» **PROBLEM STATEMENT**:
Rewrite the records below, replacing "chevron-down-icon" with "expand-icon" wherever it occurs and changing nothing else.

» **DATA SECTION**:
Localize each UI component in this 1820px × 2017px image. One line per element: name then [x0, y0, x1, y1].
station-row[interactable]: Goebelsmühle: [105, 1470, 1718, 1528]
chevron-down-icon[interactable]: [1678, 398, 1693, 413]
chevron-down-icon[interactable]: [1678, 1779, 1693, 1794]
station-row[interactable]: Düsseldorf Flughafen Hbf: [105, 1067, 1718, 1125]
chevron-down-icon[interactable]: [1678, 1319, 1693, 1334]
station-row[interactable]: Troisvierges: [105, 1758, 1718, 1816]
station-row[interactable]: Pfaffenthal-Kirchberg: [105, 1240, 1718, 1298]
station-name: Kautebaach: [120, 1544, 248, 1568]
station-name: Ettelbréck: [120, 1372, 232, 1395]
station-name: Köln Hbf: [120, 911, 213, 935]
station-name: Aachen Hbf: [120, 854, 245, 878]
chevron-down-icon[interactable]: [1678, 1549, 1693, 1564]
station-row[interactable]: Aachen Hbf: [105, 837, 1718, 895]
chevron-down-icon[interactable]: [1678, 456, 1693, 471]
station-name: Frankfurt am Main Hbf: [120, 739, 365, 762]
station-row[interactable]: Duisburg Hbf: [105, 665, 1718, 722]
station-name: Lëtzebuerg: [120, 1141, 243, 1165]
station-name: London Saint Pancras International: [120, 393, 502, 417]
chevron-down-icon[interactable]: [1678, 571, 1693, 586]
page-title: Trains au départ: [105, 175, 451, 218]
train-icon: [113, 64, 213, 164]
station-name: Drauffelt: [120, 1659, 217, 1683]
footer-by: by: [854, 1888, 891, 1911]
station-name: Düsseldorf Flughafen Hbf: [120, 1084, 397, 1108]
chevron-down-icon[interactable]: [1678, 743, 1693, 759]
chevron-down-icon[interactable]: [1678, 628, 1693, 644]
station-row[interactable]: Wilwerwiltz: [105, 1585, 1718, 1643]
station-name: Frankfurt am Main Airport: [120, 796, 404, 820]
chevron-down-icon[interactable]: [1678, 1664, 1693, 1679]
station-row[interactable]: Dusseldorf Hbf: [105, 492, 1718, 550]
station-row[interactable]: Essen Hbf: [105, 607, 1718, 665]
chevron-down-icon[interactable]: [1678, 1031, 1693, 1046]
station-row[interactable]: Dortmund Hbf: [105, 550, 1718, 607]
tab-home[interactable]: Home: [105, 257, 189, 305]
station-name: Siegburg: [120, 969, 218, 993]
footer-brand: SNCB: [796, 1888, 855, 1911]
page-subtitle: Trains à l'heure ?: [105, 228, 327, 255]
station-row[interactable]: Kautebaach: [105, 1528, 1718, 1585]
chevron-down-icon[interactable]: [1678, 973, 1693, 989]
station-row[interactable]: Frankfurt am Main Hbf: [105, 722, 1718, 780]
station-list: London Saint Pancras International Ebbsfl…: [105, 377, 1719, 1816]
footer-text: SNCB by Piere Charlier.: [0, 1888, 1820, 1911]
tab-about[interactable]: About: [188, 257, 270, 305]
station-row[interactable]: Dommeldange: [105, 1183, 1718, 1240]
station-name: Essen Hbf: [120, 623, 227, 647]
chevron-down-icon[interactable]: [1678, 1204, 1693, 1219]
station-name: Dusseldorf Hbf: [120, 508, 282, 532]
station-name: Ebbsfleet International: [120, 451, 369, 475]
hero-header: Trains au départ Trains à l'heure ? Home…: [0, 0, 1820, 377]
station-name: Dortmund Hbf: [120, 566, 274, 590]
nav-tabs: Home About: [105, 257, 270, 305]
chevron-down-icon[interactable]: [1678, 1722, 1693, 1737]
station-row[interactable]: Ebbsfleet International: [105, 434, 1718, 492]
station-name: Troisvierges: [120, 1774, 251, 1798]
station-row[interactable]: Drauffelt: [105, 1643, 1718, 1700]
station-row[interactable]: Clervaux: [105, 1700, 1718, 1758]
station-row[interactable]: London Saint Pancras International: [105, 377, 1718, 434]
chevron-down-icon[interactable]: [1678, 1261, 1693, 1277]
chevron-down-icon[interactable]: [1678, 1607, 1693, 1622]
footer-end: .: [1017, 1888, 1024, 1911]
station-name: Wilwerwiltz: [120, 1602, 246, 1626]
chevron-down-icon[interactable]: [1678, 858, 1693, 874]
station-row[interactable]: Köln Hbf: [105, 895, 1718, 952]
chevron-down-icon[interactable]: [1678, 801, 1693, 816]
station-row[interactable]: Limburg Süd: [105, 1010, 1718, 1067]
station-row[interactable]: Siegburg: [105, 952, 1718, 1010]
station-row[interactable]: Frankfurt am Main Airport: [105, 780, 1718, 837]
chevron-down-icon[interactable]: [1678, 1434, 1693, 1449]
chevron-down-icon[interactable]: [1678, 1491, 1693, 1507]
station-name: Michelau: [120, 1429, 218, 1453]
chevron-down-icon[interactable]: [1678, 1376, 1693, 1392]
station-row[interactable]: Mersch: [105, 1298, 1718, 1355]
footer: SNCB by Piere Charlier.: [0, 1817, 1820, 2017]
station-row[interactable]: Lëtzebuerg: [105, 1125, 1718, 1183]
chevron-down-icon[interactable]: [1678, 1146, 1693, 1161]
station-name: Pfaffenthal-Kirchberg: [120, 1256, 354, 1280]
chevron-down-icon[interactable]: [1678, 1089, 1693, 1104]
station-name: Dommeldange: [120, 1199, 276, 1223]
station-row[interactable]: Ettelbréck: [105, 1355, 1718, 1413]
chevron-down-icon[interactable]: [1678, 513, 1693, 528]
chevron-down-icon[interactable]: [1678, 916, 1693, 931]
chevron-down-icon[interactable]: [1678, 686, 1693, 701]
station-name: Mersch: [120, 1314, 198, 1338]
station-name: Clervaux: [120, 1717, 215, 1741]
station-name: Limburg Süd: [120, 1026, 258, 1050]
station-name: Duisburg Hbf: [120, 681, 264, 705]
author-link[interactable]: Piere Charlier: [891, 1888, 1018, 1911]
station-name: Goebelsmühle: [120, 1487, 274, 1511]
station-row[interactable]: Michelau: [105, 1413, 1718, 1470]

» **SOLUTION BELOW**:
Localize each UI component in this 1820px × 2017px image. One line per element: name then [x0, y0, x1, y1].
station-row[interactable]: Goebelsmühle: [105, 1470, 1718, 1528]
expand-icon[interactable]: [1678, 398, 1693, 413]
expand-icon[interactable]: [1678, 1779, 1693, 1794]
station-row[interactable]: Düsseldorf Flughafen Hbf: [105, 1067, 1718, 1125]
expand-icon[interactable]: [1678, 1319, 1693, 1334]
station-row[interactable]: Troisvierges: [105, 1758, 1718, 1816]
station-row[interactable]: Pfaffenthal-Kirchberg: [105, 1240, 1718, 1298]
station-name: Kautebaach: [120, 1544, 248, 1568]
station-name: Ettelbréck: [120, 1372, 232, 1395]
station-name: Köln Hbf: [120, 911, 213, 935]
station-name: Aachen Hbf: [120, 854, 245, 878]
expand-icon[interactable]: [1678, 1549, 1693, 1564]
station-row[interactable]: Aachen Hbf: [105, 837, 1718, 895]
expand-icon[interactable]: [1678, 456, 1693, 471]
station-name: Frankfurt am Main Hbf: [120, 739, 365, 762]
station-row[interactable]: Duisburg Hbf: [105, 665, 1718, 722]
station-name: Lëtzebuerg: [120, 1141, 243, 1165]
station-name: London Saint Pancras International: [120, 393, 502, 417]
expand-icon[interactable]: [1678, 571, 1693, 586]
page-title: Trains au départ: [105, 175, 451, 218]
train-icon: [113, 64, 213, 164]
station-name: Drauffelt: [120, 1659, 217, 1683]
footer-by: by: [854, 1888, 891, 1911]
station-name: Düsseldorf Flughafen Hbf: [120, 1084, 397, 1108]
expand-icon[interactable]: [1678, 743, 1693, 759]
expand-icon[interactable]: [1678, 628, 1693, 644]
station-row[interactable]: Wilwerwiltz: [105, 1585, 1718, 1643]
station-name: Frankfurt am Main Airport: [120, 796, 404, 820]
expand-icon[interactable]: [1678, 1664, 1693, 1679]
station-row[interactable]: Dusseldorf Hbf: [105, 492, 1718, 550]
station-row[interactable]: Essen Hbf: [105, 607, 1718, 665]
expand-icon[interactable]: [1678, 1031, 1693, 1046]
station-row[interactable]: Dortmund Hbf: [105, 550, 1718, 607]
tab-home[interactable]: Home: [105, 257, 189, 305]
station-name: Siegburg: [120, 969, 218, 993]
footer-brand: SNCB: [796, 1888, 855, 1911]
page-subtitle: Trains à l'heure ?: [105, 228, 327, 255]
station-row[interactable]: Kautebaach: [105, 1528, 1718, 1585]
expand-icon[interactable]: [1678, 973, 1693, 989]
station-row[interactable]: Frankfurt am Main Hbf: [105, 722, 1718, 780]
station-list: London Saint Pancras International Ebbsfl…: [105, 377, 1719, 1816]
footer-text: SNCB by Piere Charlier.: [0, 1888, 1820, 1911]
tab-about[interactable]: About: [188, 257, 270, 305]
station-row[interactable]: Dommeldange: [105, 1183, 1718, 1240]
station-name: Essen Hbf: [120, 623, 227, 647]
expand-icon[interactable]: [1678, 1204, 1693, 1219]
station-name: Dusseldorf Hbf: [120, 508, 282, 532]
station-name: Ebbsfleet International: [120, 451, 369, 475]
hero-header: Trains au départ Trains à l'heure ? Home…: [0, 0, 1820, 377]
station-name: Dortmund Hbf: [120, 566, 274, 590]
nav-tabs: Home About: [105, 257, 270, 305]
expand-icon[interactable]: [1678, 1722, 1693, 1737]
station-row[interactable]: Ebbsfleet International: [105, 434, 1718, 492]
station-name: Troisvierges: [120, 1774, 251, 1798]
station-row[interactable]: Drauffelt: [105, 1643, 1718, 1700]
station-row[interactable]: Clervaux: [105, 1700, 1718, 1758]
station-row[interactable]: London Saint Pancras International: [105, 377, 1718, 434]
expand-icon[interactable]: [1678, 1261, 1693, 1277]
expand-icon[interactable]: [1678, 1607, 1693, 1622]
footer-end: .: [1017, 1888, 1024, 1911]
station-name: Wilwerwiltz: [120, 1602, 246, 1626]
expand-icon[interactable]: [1678, 858, 1693, 874]
station-row[interactable]: Köln Hbf: [105, 895, 1718, 952]
expand-icon[interactable]: [1678, 801, 1693, 816]
station-row[interactable]: Limburg Süd: [105, 1010, 1718, 1067]
station-row[interactable]: Siegburg: [105, 952, 1718, 1010]
station-row[interactable]: Frankfurt am Main Airport: [105, 780, 1718, 837]
expand-icon[interactable]: [1678, 1434, 1693, 1449]
expand-icon[interactable]: [1678, 1491, 1693, 1507]
station-name: Michelau: [120, 1429, 218, 1453]
expand-icon[interactable]: [1678, 1376, 1693, 1392]
station-row[interactable]: Mersch: [105, 1298, 1718, 1355]
footer: SNCB by Piere Charlier.: [0, 1817, 1820, 2017]
station-row[interactable]: Lëtzebuerg: [105, 1125, 1718, 1183]
expand-icon[interactable]: [1678, 1146, 1693, 1161]
station-name: Pfaffenthal-Kirchberg: [120, 1256, 354, 1280]
expand-icon[interactable]: [1678, 1089, 1693, 1104]
station-name: Dommeldange: [120, 1199, 276, 1223]
station-row[interactable]: Ettelbréck: [105, 1355, 1718, 1413]
expand-icon[interactable]: [1678, 513, 1693, 528]
expand-icon[interactable]: [1678, 916, 1693, 931]
expand-icon[interactable]: [1678, 686, 1693, 701]
station-name: Mersch: [120, 1314, 198, 1338]
station-name: Clervaux: [120, 1717, 215, 1741]
station-name: Limburg Süd: [120, 1026, 258, 1050]
station-name: Duisburg Hbf: [120, 681, 264, 705]
author-link[interactable]: Piere Charlier: [891, 1888, 1018, 1911]
station-name: Goebelsmühle: [120, 1487, 274, 1511]
station-row[interactable]: Michelau: [105, 1413, 1718, 1470]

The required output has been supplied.